Given entries ▸
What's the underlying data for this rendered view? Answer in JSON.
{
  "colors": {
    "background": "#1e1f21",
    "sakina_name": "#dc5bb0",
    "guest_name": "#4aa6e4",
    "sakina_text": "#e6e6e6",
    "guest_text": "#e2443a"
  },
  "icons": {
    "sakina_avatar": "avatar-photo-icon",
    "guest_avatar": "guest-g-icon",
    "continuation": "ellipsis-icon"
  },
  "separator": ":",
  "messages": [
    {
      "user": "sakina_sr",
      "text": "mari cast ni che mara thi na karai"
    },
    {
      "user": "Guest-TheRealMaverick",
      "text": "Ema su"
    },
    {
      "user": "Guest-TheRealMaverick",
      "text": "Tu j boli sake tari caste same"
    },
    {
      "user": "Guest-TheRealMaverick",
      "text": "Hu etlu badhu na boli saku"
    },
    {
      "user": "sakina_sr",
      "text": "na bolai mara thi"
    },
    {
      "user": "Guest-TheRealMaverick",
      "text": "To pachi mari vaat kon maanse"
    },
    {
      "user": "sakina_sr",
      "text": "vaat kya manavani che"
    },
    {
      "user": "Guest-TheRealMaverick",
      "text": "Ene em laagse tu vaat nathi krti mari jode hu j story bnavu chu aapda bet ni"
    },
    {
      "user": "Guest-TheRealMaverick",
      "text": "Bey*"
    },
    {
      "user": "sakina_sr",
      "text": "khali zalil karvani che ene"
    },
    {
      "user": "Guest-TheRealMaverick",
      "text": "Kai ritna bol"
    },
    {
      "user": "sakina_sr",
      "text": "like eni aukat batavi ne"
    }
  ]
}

Direction ▸ Show every line in the entries where the string "mara" occurs.

Answer in full ▸
      "text": "mari cast ni che mara thi na karai"
      "text": "na bolai mara thi"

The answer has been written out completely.